Your task is to write out the complete listing exactly as it is shown.
-- START Records for the exercise --
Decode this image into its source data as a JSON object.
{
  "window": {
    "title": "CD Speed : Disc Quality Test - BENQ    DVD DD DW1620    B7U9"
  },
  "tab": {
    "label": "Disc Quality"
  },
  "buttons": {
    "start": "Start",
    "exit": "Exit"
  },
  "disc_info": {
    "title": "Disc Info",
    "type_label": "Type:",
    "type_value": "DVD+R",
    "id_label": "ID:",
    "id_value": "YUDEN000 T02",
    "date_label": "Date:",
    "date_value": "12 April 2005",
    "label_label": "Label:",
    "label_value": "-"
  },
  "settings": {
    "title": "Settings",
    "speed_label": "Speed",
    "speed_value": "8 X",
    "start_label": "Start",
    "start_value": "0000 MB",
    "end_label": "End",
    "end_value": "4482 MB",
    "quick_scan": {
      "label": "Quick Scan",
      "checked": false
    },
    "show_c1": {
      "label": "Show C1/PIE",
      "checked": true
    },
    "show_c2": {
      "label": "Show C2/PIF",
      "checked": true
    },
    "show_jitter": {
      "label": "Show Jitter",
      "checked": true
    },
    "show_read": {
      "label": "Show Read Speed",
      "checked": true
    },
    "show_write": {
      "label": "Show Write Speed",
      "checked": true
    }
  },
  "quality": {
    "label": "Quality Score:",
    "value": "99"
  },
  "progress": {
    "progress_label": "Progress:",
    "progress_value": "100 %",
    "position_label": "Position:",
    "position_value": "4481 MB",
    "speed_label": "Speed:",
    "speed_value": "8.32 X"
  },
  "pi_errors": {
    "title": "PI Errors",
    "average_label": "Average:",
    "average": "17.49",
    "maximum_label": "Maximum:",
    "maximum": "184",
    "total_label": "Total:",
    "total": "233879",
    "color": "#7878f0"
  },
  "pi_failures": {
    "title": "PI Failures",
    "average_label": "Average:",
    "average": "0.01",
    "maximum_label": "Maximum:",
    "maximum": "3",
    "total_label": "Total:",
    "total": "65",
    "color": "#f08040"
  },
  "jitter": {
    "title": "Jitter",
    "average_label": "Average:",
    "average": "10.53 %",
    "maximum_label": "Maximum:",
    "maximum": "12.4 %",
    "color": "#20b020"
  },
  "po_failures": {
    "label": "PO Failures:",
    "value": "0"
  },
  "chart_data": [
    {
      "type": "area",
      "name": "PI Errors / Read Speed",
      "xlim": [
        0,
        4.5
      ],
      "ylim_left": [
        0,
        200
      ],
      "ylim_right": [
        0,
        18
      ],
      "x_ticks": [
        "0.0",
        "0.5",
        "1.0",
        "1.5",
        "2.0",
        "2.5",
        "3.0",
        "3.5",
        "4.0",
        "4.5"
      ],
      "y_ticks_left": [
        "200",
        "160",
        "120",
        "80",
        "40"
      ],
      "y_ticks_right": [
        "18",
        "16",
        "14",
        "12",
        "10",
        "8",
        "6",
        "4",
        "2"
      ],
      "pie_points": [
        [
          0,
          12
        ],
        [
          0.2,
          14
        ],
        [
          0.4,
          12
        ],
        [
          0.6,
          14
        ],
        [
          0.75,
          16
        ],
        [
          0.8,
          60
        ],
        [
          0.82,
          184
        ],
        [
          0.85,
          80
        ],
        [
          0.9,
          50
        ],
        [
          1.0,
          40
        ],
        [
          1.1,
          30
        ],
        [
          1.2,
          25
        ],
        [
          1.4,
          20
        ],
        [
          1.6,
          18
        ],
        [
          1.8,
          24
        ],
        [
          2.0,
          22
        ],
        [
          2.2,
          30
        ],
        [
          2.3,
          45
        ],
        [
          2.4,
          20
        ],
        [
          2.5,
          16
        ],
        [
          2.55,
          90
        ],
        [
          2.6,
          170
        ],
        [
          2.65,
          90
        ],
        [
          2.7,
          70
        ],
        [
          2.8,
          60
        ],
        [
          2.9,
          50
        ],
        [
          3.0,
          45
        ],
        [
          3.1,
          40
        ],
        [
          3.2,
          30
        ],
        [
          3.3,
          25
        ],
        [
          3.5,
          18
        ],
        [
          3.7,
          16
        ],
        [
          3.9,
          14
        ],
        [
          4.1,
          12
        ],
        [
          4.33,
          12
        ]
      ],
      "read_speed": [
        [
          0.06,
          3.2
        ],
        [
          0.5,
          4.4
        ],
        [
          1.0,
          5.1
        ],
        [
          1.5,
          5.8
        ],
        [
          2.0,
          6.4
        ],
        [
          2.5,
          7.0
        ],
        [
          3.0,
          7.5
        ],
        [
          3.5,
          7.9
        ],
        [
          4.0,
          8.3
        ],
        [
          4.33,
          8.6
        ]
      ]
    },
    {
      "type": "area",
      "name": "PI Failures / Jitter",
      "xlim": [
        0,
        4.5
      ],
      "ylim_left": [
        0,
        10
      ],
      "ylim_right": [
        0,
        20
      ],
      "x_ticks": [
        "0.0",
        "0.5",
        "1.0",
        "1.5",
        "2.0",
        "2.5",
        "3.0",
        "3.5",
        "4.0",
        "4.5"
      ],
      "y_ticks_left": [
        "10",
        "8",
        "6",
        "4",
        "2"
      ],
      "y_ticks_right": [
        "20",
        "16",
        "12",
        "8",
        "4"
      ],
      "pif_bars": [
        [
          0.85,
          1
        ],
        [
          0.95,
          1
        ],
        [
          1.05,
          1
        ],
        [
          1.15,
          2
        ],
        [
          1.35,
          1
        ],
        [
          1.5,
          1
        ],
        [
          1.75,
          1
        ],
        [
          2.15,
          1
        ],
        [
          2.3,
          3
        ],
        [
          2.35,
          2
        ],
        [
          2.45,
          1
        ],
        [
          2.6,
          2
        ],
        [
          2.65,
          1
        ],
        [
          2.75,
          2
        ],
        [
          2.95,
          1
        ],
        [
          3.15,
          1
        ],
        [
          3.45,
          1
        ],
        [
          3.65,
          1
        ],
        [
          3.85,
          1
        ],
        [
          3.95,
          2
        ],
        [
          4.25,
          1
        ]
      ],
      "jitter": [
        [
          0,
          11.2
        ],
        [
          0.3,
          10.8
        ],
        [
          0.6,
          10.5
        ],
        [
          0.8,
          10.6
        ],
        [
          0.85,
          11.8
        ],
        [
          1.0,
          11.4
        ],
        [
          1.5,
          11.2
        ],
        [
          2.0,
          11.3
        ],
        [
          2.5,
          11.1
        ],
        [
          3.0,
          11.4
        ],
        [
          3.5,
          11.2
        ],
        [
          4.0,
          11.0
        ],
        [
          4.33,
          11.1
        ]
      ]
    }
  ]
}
-- END Records for the exercise --
* _Output of the exercise_:
Decode this image into its source data as a JSON object.
{
  "window": {
    "title": "CD Speed : Disc Quality Test - BENQ    DVD DD DW1620    B7U9"
  },
  "tab": {
    "label": "Disc Quality"
  },
  "buttons": {
    "start": "Start",
    "exit": "Exit"
  },
  "disc_info": {
    "title": "Disc Info",
    "type_label": "Type:",
    "type_value": "DVD+R",
    "id_label": "ID:",
    "id_value": "YUDEN000 T02",
    "date_label": "Date:",
    "date_value": "12 April 2005",
    "label_label": "Label:",
    "label_value": "-"
  },
  "settings": {
    "title": "Settings",
    "speed_label": "Speed",
    "speed_value": "8 X",
    "start_label": "Start",
    "start_value": "0000 MB",
    "end_label": "End",
    "end_value": "4482 MB",
    "quick_scan": {
      "label": "Quick Scan",
      "checked": false
    },
    "show_c1": {
      "label": "Show C1/PIE",
      "checked": true
    },
    "show_c2": {
      "label": "Show C2/PIF",
      "checked": true
    },
    "show_jitter": {
      "label": "Show Jitter",
      "checked": true
    },
    "show_read": {
      "label": "Show Read Speed",
      "checked": true
    },
    "show_write": {
      "label": "Show Write Speed",
      "checked": true
    }
  },
  "quality": {
    "label": "Quality Score:",
    "value": "99"
  },
  "progress": {
    "progress_label": "Progress:",
    "progress_value": "100 %",
    "position_label": "Position:",
    "position_value": "4481 MB",
    "speed_label": "Speed:",
    "speed_value": "8.32 X"
  },
  "pi_errors": {
    "title": "PI Errors",
    "average_label": "Average:",
    "average": "17.49",
    "maximum_label": "Maximum:",
    "maximum": "184",
    "total_label": "Total:",
    "total": "233879",
    "color": "#7878f0"
  },
  "pi_failures": {
    "title": "PI Failures",
    "average_label": "Average:",
    "average": "0.01",
    "maximum_label": "Maximum:",
    "maximum": "3",
    "total_label": "Total:",
    "total": "65",
    "color": "#f08040"
  },
  "jitter": {
    "title": "Jitter",
    "average_label": "Average:",
    "average": "10.53 %",
    "maximum_label": "Maximum:",
    "maximum": "12.4 %",
    "color": "#20b020"
  },
  "po_failures": {
    "label": "PO Failures:",
    "value": "0"
  },
  "chart_data": [
    {
      "type": "area",
      "name": "PI Errors / Read Speed",
      "xlim": [
        0,
        4.5
      ],
      "ylim_left": [
        0,
        200
      ],
      "ylim_right": [
        0,
        18
      ],
      "x_ticks": [
        "0.0",
        "0.5",
        "1.0",
        "1.5",
        "2.0",
        "2.5",
        "3.0",
        "3.5",
        "4.0",
        "4.5"
      ],
      "y_ticks_left": [
        "200",
        "160",
        "120",
        "80",
        "40"
      ],
      "y_ticks_right": [
        "18",
        "16",
        "14",
        "12",
        "10",
        "8",
        "6",
        "4",
        "2"
      ],
      "pie_points": [
        [
          0,
          12
        ],
        [
          0.2,
          14
        ],
        [
          0.4,
          12
        ],
        [
          0.6,
          14
        ],
        [
          0.75,
          16
        ],
        [
          0.8,
          60
        ],
        [
          0.82,
          184
        ],
        [
          0.85,
          80
        ],
        [
          0.9,
          50
        ],
        [
          1.0,
          40
        ],
        [
          1.1,
          30
        ],
        [
          1.2,
          25
        ],
        [
          1.4,
          20
        ],
        [
          1.6,
          18
        ],
        [
          1.8,
          24
        ],
        [
          2.0,
          22
        ],
        [
          2.2,
          30
        ],
        [
          2.3,
          45
        ],
        [
          2.4,
          20
        ],
        [
          2.5,
          16
        ],
        [
          2.55,
          90
        ],
        [
          2.6,
          170
        ],
        [
          2.65,
          90
        ],
        [
          2.7,
          70
        ],
        [
          2.8,
          60
        ],
        [
          2.9,
          50
        ],
        [
          3.0,
          45
        ],
        [
          3.1,
          40
        ],
        [
          3.2,
          30
        ],
        [
          3.3,
          25
        ],
        [
          3.5,
          18
        ],
        [
          3.7,
          16
        ],
        [
          3.9,
          14
        ],
        [
          4.1,
          12
        ],
        [
          4.33,
          12
        ]
      ],
      "read_speed": [
        [
          0.06,
          3.2
        ],
        [
          0.5,
          4.4
        ],
        [
          1.0,
          5.1
        ],
        [
          1.5,
          5.8
        ],
        [
          2.0,
          6.4
        ],
        [
          2.5,
          7.0
        ],
        [
          3.0,
          7.5
        ],
        [
          3.5,
          7.9
        ],
        [
          4.0,
          8.3
        ],
        [
          4.33,
          8.6
        ]
      ]
    },
    {
      "type": "area",
      "name": "PI Failures / Jitter",
      "xlim": [
        0,
        4.5
      ],
      "ylim_left": [
        0,
        10
      ],
      "ylim_right": [
        0,
        20
      ],
      "x_ticks": [
        "0.0",
        "0.5",
        "1.0",
        "1.5",
        "2.0",
        "2.5",
        "3.0",
        "3.5",
        "4.0",
        "4.5"
      ],
      "y_ticks_left": [
        "10",
        "8",
        "6",
        "4",
        "2"
      ],
      "y_ticks_right": [
        "20",
        "16",
        "12",
        "8",
        "4"
      ],
      "pif_bars": [
        [
          0.85,
          1
        ],
        [
          0.95,
          1
        ],
        [
          1.05,
          1
        ],
        [
          1.15,
          2
        ],
        [
          1.35,
          1
        ],
        [
          1.5,
          1
        ],
        [
          1.75,
          1
        ],
        [
          2.15,
          1
        ],
        [
          2.3,
          3
        ],
        [
          2.35,
          2
        ],
        [
          2.45,
          1
        ],
        [
          2.6,
          2
        ],
        [
          2.65,
          1
        ],
        [
          2.75,
          2
        ],
        [
          2.95,
          1
        ],
        [
          3.15,
          1
        ],
        [
          3.45,
          1
        ],
        [
          3.65,
          1
        ],
        [
          3.85,
          1
        ],
        [
          3.95,
          2
        ],
        [
          4.25,
          1
        ]
      ],
      "jitter": [
        [
          0,
          11.2
        ],
        [
          0.3,
          10.8
        ],
        [
          0.6,
          10.5
        ],
        [
          0.8,
          10.6
        ],
        [
          0.85,
          11.8
        ],
        [
          1.0,
          11.4
        ],
        [
          1.5,
          11.2
        ],
        [
          2.0,
          11.3
        ],
        [
          2.5,
          11.1
        ],
        [
          3.0,
          11.4
        ],
        [
          3.5,
          11.2
        ],
        [
          4.0,
          11.0
        ],
        [
          4.33,
          11.1
        ]
      ]
    }
  ]
}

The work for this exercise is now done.